Given request
Say how many lines of the material below contain the word "Author", with no other words.
--- START Information shown ---
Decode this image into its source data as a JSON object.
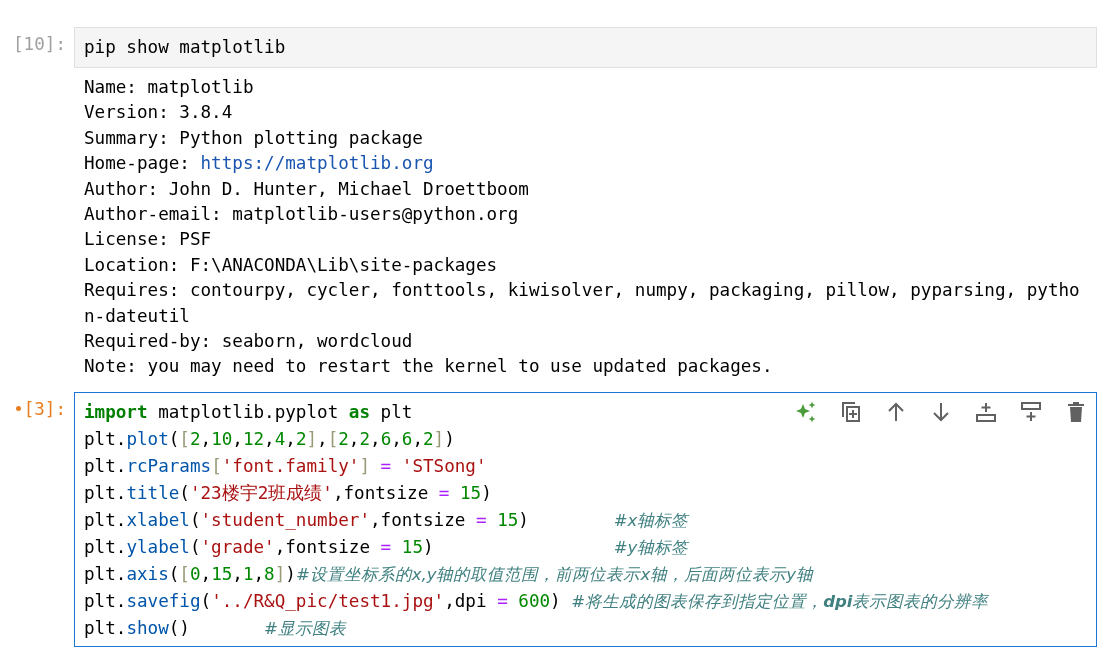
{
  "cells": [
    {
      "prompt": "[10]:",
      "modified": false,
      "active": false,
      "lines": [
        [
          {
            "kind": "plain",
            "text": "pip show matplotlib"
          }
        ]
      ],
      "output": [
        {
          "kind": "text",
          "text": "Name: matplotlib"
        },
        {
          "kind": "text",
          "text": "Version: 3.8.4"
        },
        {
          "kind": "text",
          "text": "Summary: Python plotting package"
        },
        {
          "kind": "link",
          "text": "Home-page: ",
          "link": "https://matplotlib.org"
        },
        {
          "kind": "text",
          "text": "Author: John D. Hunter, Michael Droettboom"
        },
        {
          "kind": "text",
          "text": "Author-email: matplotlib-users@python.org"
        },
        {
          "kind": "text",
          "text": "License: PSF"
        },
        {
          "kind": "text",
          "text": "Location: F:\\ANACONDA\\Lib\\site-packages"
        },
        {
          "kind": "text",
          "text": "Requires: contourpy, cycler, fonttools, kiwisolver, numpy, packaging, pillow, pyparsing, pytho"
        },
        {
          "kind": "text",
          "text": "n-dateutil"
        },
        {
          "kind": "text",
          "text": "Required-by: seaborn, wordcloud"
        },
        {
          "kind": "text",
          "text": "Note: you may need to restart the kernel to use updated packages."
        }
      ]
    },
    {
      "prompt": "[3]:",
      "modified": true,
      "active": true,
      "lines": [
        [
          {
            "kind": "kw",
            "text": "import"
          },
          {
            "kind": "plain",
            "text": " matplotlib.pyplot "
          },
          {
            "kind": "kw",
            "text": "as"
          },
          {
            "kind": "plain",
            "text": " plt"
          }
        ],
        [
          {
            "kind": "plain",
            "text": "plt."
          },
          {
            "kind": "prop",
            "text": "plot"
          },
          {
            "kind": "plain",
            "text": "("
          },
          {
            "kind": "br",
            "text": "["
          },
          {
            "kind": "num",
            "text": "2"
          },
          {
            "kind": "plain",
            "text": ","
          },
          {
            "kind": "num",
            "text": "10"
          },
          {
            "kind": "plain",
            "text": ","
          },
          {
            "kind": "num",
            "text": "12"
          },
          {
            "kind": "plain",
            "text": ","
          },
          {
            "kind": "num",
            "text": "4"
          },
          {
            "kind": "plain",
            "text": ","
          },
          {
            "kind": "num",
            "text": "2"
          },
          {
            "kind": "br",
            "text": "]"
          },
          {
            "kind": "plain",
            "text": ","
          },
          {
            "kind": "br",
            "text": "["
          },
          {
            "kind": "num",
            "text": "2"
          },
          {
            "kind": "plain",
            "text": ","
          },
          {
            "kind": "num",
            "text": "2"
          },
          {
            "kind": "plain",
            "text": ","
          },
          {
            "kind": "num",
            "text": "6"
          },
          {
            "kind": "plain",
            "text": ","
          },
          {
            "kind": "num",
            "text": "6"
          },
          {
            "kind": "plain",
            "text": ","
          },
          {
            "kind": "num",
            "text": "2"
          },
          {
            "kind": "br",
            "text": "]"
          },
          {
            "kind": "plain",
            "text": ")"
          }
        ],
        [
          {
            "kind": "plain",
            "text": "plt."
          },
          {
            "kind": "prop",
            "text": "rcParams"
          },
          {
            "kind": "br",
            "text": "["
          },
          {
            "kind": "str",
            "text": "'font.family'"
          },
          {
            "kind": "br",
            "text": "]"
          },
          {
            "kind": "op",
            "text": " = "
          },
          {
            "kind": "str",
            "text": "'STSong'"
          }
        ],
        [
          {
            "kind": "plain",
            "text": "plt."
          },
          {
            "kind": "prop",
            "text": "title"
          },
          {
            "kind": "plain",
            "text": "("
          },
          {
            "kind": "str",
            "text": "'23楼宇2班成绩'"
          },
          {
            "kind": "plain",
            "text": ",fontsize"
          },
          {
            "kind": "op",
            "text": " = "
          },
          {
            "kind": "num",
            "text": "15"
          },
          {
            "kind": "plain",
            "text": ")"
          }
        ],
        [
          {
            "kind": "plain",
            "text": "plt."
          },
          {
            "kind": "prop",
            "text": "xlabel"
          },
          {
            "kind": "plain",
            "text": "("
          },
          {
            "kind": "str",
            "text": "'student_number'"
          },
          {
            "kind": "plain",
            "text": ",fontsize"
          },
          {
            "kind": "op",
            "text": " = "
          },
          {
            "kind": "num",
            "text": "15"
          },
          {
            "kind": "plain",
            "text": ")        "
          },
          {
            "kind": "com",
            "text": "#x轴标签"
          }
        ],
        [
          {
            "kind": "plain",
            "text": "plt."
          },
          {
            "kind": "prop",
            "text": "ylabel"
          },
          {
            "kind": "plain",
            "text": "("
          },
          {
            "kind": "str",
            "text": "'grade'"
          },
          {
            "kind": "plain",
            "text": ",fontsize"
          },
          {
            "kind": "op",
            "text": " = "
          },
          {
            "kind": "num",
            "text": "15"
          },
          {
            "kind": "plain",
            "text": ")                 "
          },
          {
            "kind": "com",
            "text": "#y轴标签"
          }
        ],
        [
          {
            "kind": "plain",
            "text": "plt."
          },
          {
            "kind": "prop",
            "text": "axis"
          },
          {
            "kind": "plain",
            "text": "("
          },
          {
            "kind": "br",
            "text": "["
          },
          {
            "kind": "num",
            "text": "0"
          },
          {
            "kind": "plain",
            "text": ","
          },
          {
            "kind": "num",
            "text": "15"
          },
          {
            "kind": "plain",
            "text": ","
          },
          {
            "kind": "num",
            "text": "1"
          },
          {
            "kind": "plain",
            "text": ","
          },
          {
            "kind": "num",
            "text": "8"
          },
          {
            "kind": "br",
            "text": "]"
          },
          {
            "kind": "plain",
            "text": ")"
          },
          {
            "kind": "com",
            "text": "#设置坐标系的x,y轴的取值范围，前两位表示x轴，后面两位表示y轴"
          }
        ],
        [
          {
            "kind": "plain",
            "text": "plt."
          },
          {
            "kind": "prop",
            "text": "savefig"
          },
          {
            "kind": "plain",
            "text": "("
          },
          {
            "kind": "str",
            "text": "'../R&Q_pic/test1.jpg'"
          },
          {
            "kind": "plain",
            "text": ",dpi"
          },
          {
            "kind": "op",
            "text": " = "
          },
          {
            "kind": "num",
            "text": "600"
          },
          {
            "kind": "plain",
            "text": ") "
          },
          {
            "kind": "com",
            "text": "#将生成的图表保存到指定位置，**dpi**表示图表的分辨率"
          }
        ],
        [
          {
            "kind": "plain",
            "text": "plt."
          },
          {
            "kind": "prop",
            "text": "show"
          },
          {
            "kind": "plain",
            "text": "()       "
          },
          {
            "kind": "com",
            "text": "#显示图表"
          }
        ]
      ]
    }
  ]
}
--- END Information shown ---
Full output
2